[start]

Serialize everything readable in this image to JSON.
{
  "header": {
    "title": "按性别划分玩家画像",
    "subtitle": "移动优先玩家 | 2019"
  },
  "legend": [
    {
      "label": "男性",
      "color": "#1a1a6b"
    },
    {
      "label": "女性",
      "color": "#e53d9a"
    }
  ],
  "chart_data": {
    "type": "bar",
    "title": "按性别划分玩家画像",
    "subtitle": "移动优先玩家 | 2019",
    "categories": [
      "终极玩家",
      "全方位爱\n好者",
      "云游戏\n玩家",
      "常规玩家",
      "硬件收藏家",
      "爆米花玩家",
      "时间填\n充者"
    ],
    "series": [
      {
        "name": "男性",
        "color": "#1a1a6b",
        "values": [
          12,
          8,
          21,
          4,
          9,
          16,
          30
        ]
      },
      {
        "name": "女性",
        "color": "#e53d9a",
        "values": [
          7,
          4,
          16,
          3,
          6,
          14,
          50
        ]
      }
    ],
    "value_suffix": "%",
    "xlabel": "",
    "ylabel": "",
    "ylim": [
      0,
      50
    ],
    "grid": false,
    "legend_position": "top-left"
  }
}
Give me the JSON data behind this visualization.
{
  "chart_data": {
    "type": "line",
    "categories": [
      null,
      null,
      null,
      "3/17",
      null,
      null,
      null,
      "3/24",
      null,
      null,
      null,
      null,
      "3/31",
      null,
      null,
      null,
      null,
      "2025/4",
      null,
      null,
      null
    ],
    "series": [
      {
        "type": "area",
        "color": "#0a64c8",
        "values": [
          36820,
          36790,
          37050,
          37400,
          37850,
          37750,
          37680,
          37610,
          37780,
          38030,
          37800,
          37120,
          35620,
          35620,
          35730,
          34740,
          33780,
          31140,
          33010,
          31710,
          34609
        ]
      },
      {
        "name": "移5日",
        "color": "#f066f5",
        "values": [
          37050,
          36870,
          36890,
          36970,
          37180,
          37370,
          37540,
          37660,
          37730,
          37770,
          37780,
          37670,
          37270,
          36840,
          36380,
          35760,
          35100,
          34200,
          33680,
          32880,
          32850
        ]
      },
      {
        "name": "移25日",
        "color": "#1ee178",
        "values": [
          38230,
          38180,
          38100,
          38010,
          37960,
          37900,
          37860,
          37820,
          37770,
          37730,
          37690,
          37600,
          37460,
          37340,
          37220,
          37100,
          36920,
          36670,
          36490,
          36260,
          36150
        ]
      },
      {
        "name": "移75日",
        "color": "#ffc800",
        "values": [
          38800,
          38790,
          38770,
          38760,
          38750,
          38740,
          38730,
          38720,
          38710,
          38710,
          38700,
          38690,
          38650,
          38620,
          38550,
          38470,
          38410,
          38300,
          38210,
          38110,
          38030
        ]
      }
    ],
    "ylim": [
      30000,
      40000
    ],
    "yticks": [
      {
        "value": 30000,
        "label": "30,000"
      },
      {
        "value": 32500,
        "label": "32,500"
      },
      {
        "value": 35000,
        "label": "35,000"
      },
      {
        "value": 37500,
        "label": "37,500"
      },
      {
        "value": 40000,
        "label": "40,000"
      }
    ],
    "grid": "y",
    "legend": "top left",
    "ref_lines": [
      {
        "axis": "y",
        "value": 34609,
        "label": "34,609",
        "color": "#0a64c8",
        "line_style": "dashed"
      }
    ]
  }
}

[end]

-- WHAT THE TASK ASKS --
Return all lines containing "JSON".

-- OUTPUT OF THE TASK --
Serialize everything readable in this image to JSON.
Give me the JSON data behind this visualization.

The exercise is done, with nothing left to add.